> [Task to carry out] Each record below should be repeated precisely as written.

> [Stored data]
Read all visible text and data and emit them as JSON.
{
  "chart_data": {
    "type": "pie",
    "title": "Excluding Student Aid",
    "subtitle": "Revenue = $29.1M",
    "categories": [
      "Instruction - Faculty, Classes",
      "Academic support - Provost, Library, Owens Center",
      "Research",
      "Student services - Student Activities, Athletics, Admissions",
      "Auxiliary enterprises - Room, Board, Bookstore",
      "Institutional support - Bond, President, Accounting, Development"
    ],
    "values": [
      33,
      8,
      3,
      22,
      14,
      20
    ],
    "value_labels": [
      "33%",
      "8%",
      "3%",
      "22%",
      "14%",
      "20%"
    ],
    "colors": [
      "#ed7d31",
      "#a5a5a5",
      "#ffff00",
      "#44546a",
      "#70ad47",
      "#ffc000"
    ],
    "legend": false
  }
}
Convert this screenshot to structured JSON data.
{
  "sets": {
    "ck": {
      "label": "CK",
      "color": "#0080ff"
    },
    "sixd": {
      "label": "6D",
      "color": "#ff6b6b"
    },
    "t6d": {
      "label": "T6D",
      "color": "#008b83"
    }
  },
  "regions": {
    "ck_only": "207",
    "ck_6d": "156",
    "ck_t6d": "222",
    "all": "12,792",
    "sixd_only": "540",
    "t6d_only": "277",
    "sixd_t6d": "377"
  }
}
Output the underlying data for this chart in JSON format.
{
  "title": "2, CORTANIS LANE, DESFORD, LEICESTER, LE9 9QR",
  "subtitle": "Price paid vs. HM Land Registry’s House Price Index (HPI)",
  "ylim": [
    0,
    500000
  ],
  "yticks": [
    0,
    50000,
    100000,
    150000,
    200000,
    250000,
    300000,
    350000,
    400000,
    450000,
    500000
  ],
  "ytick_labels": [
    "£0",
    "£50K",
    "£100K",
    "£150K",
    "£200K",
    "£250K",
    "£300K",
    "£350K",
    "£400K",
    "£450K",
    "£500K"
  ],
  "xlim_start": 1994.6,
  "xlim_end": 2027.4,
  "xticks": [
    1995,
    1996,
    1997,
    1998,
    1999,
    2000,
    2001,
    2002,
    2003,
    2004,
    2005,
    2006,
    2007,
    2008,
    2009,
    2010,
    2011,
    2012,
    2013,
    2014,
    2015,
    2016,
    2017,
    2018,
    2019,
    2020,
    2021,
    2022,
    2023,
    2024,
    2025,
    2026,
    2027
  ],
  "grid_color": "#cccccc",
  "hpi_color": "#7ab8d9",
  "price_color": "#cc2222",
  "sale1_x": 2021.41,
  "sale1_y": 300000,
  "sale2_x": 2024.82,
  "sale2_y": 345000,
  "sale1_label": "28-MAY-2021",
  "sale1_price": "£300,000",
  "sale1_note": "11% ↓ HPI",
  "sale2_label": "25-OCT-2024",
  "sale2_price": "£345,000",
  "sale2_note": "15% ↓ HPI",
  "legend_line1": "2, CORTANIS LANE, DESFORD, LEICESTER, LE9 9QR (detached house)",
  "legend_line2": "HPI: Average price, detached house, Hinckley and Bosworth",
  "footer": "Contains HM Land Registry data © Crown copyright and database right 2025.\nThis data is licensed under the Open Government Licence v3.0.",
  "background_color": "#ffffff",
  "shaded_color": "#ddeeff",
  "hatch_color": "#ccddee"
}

> [Written response]
Read all visible text and data and emit them as JSON.
{
  "chart_data": {
    "type": "pie",
    "title": "Excluding Student Aid",
    "subtitle": "Revenue = $29.1M",
    "categories": [
      "Instruction - Faculty, Classes",
      "Academic support - Provost, Library, Owens Center",
      "Research",
      "Student services - Student Activities, Athletics, Admissions",
      "Auxiliary enterprises - Room, Board, Bookstore",
      "Institutional support - Bond, President, Accounting, Development"
    ],
    "values": [
      33,
      8,
      3,
      22,
      14,
      20
    ],
    "value_labels": [
      "33%",
      "8%",
      "3%",
      "22%",
      "14%",
      "20%"
    ],
    "colors": [
      "#ed7d31",
      "#a5a5a5",
      "#ffff00",
      "#44546a",
      "#70ad47",
      "#ffc000"
    ],
    "legend": false
  }
}
Convert this screenshot to structured JSON data.
{
  "sets": {
    "ck": {
      "label": "CK",
      "color": "#0080ff"
    },
    "sixd": {
      "label": "6D",
      "color": "#ff6b6b"
    },
    "t6d": {
      "label": "T6D",
      "color": "#008b83"
    }
  },
  "regions": {
    "ck_only": "207",
    "ck_6d": "156",
    "ck_t6d": "222",
    "all": "12,792",
    "sixd_only": "540",
    "t6d_only": "277",
    "sixd_t6d": "377"
  }
}
Output the underlying data for this chart in JSON format.
{
  "title": "2, CORTANIS LANE, DESFORD, LEICESTER, LE9 9QR",
  "subtitle": "Price paid vs. HM Land Registry’s House Price Index (HPI)",
  "ylim": [
    0,
    500000
  ],
  "yticks": [
    0,
    50000,
    100000,
    150000,
    200000,
    250000,
    300000,
    350000,
    400000,
    450000,
    500000
  ],
  "ytick_labels": [
    "£0",
    "£50K",
    "£100K",
    "£150K",
    "£200K",
    "£250K",
    "£300K",
    "£350K",
    "£400K",
    "£450K",
    "£500K"
  ],
  "xlim_start": 1994.6,
  "xlim_end": 2027.4,
  "xticks": [
    1995,
    1996,
    1997,
    1998,
    1999,
    2000,
    2001,
    2002,
    2003,
    2004,
    2005,
    2006,
    2007,
    2008,
    2009,
    2010,
    2011,
    2012,
    2013,
    2014,
    2015,
    2016,
    2017,
    2018,
    2019,
    2020,
    2021,
    2022,
    2023,
    2024,
    2025,
    2026,
    2027
  ],
  "grid_color": "#cccccc",
  "hpi_color": "#7ab8d9",
  "price_color": "#cc2222",
  "sale1_x": 2021.41,
  "sale1_y": 300000,
  "sale2_x": 2024.82,
  "sale2_y": 345000,
  "sale1_label": "28-MAY-2021",
  "sale1_price": "£300,000",
  "sale1_note": "11% ↓ HPI",
  "sale2_label": "25-OCT-2024",
  "sale2_price": "£345,000",
  "sale2_note": "15% ↓ HPI",
  "legend_line1": "2, CORTANIS LANE, DESFORD, LEICESTER, LE9 9QR (detached house)",
  "legend_line2": "HPI: Average price, detached house, Hinckley and Bosworth",
  "footer": "Contains HM Land Registry data © Crown copyright and database right 2025.\nThis data is licensed under the Open Government Licence v3.0.",
  "background_color": "#ffffff",
  "shaded_color": "#ddeeff",
  "hatch_color": "#ccddee"
}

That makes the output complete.